## TASK TO COMPLETE
Which lines contain the string "preferences"? Please list every one of them.

## DATA SUPPLIED
+ + + + +
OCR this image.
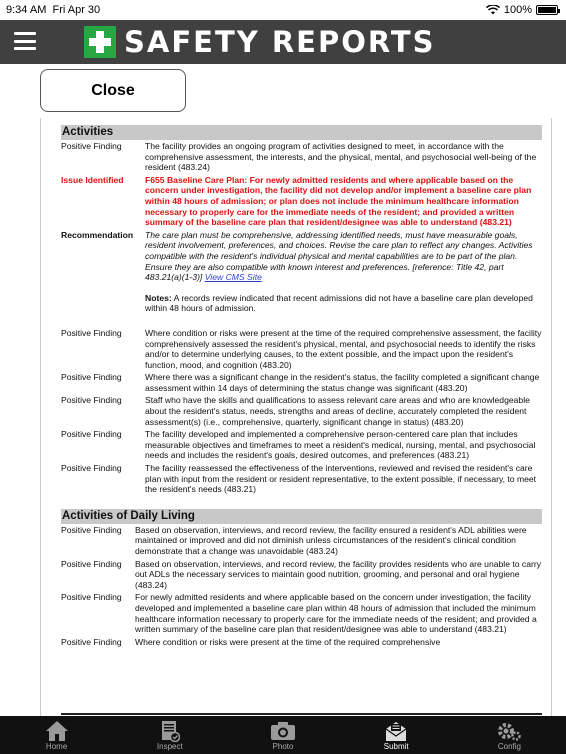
9:34 AM Fri Apr 30	100%
SAFETY REPORTS
Close
Activities
Positive Finding	The facility provides an ongoing program of activities designed to meet, in accordance with the comprehensive assessment, the interests, and the physical, mental, and psychosocial well-being of the resident (483.24)
Issue Identified	F655 Baseline Care Plan: For newly admitted residents and where applicable based on the concern under investigation, the facility did not develop and/or implement a baseline care plan within 48 hours of admission; or plan does not include the minimum healthcare information necessary to properly care for the immediate needs of the resident; and provided a written summary of the baseline care plan that resident/designee was able to understand (483.21)
Recommendation	The care plan must be comprehensive, addressing identified needs, must have measurable goals, resident involvement, preferences, and choices. Revise the care plan to reflect any changes. Activities compatible with the resident's individual physical and mental capabilities are to be part of the plan. Ensure they are also compatible with known interest and preferences. [reference: Title 42, part 483.21(a)(1-3)] View CMS Site
Notes: A records review indicated that recent admissions did not have a baseline care plan developed within 48 hours of admission.
Positive Finding	Where condition or risks were present at the time of the required comprehensive assessment, the facility comprehensively assessed the resident's physical, mental, and psychosocial needs to identify the risks and/or to determine underlying causes, to the extent possible, and the impact upon the resident's function, mood, and cognition (483.20)
Positive Finding	Where there was a significant change in the resident's status, the facility completed a significant change assessment within 14 days of determining the status change was significant (483.20)
Positive Finding	Staff who have the skills and qualifications to assess relevant care areas and who are knowledgeable about the resident's status, needs, strengths and areas of decline, accurately completed the resident assessment(s) (i.e., comprehensive, quarterly, significant change in status) (483.20)
Positive Finding	The facility developed and implemented a comprehensive person-centered care plan that includes measurable objectives and timeframes to meet a resident's medical, nursing, mental, and psychosocial needs and includes the resident's goals, desired outcomes, and preferences (483.21)
Positive Finding	The facility reassessed the effectiveness of the interventions, reviewed and revised the resident's care plan with input from the resident or resident representative, to the extent possible, if necessary, to meet the resident's needs (483.21)
Activities of Daily Living
Positive Finding	Based on observation, interviews, and record review, the facility ensured a resident's ADL abilities were maintained or improved and did not diminish unless circumstances of the resident's clinical condition demonstrate that a change was unavoidable (483.24)
Positive Finding	Based on observation, interviews, and record review, the facility provides residents who are unable to carry out ADLs the necessary services to maintain good nutrition, grooming, and personal and oral hygiene (483.24)
Positive Finding	For newly admitted residents and where applicable based on the concern under investigation, the facility developed and implemented a baseline care plan within 48 hours of admission that included the minimum healthcare information necessary to properly care for the immediate needs of the resident; and provided a written summary of the baseline care plan that resident/designee was able to understand (483.21)
Positive Finding	Where condition or risks were present at the time of the required comprehensive
Home	Inspect	Photo	Submit	Config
+ + + + +
## REPLY TO THE EXERCISE
Recommendation	The care plan must be comprehensive, addressing identified needs, must have measurable goals, resident involvement, preferences, and choices. Revise the care plan to reflect any changes. Activities compatible with the resident's individual physical and mental capabilities are to be part of the plan. Ensure they are also compatible with known interest and preferences. [reference: Title 42, part 483.21(a)(1-3)] View CMS Site
Positive Finding	The facility developed and implemented a comprehensive person-centered care plan that includes measurable objectives and timeframes to meet a resident's medical, nursing, mental, and psychosocial needs and includes the resident's goals, desired outcomes, and preferences (483.21)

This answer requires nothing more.